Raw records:
__________

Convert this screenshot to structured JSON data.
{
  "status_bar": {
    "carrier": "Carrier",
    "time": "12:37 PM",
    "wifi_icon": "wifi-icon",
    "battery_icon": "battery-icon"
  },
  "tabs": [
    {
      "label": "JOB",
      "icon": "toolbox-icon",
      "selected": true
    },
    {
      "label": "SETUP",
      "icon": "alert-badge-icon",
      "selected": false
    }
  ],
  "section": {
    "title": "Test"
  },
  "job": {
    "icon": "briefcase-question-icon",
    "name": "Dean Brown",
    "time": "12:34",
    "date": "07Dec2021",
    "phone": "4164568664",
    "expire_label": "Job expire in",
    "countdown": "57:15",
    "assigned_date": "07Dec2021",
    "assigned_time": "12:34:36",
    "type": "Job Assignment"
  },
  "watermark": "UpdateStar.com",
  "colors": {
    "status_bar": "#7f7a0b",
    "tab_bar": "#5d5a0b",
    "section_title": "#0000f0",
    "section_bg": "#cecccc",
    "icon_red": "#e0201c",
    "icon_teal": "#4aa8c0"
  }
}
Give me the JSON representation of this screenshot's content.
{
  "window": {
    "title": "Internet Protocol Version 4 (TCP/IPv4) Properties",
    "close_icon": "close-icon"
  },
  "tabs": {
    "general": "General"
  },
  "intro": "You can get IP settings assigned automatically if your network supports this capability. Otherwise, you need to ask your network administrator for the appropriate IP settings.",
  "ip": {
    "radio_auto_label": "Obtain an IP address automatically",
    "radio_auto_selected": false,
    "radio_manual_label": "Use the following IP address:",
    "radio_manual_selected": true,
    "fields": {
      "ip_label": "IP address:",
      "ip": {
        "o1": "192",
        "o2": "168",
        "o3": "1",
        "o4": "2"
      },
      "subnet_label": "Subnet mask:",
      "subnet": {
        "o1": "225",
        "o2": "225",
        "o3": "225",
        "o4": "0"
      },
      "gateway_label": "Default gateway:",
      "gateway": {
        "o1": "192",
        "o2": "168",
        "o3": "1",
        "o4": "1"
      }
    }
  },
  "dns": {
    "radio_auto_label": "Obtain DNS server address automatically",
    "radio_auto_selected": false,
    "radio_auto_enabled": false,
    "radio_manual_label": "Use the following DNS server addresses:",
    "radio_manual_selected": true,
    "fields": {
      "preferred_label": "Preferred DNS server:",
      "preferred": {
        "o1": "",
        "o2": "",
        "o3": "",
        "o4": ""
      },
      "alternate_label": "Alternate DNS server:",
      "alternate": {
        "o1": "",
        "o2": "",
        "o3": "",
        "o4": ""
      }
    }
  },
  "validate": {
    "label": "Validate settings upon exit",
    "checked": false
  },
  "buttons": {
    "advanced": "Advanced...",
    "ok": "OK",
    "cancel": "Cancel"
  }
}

__________

YOUR OBJECTIVE: Set down each entry again, unchanged.

SOLVED PROBLEM:
Convert this screenshot to structured JSON data.
{
  "status_bar": {
    "carrier": "Carrier",
    "time": "12:37 PM",
    "wifi_icon": "wifi-icon",
    "battery_icon": "battery-icon"
  },
  "tabs": [
    {
      "label": "JOB",
      "icon": "toolbox-icon",
      "selected": true
    },
    {
      "label": "SETUP",
      "icon": "alert-badge-icon",
      "selected": false
    }
  ],
  "section": {
    "title": "Test"
  },
  "job": {
    "icon": "briefcase-question-icon",
    "name": "Dean Brown",
    "time": "12:34",
    "date": "07Dec2021",
    "phone": "4164568664",
    "expire_label": "Job expire in",
    "countdown": "57:15",
    "assigned_date": "07Dec2021",
    "assigned_time": "12:34:36",
    "type": "Job Assignment"
  },
  "watermark": "UpdateStar.com",
  "colors": {
    "status_bar": "#7f7a0b",
    "tab_bar": "#5d5a0b",
    "section_title": "#0000f0",
    "section_bg": "#cecccc",
    "icon_red": "#e0201c",
    "icon_teal": "#4aa8c0"
  }
}
Give me the JSON representation of this screenshot's content.
{
  "window": {
    "title": "Internet Protocol Version 4 (TCP/IPv4) Properties",
    "close_icon": "close-icon"
  },
  "tabs": {
    "general": "General"
  },
  "intro": "You can get IP settings assigned automatically if your network supports this capability. Otherwise, you need to ask your network administrator for the appropriate IP settings.",
  "ip": {
    "radio_auto_label": "Obtain an IP address automatically",
    "radio_auto_selected": false,
    "radio_manual_label": "Use the following IP address:",
    "radio_manual_selected": true,
    "fields": {
      "ip_label": "IP address:",
      "ip": {
        "o1": "192",
        "o2": "168",
        "o3": "1",
        "o4": "2"
      },
      "subnet_label": "Subnet mask:",
      "subnet": {
        "o1": "225",
        "o2": "225",
        "o3": "225",
        "o4": "0"
      },
      "gateway_label": "Default gateway:",
      "gateway": {
        "o1": "192",
        "o2": "168",
        "o3": "1",
        "o4": "1"
      }
    }
  },
  "dns": {
    "radio_auto_label": "Obtain DNS server address automatically",
    "radio_auto_selected": false,
    "radio_auto_enabled": false,
    "radio_manual_label": "Use the following DNS server addresses:",
    "radio_manual_selected": true,
    "fields": {
      "preferred_label": "Preferred DNS server:",
      "preferred": {
        "o1": "",
        "o2": "",
        "o3": "",
        "o4": ""
      },
      "alternate_label": "Alternate DNS server:",
      "alternate": {
        "o1": "",
        "o2": "",
        "o3": "",
        "o4": ""
      }
    }
  },
  "validate": {
    "label": "Validate settings upon exit",
    "checked": false
  },
  "buttons": {
    "advanced": "Advanced...",
    "ok": "OK",
    "cancel": "Cancel"
  }
}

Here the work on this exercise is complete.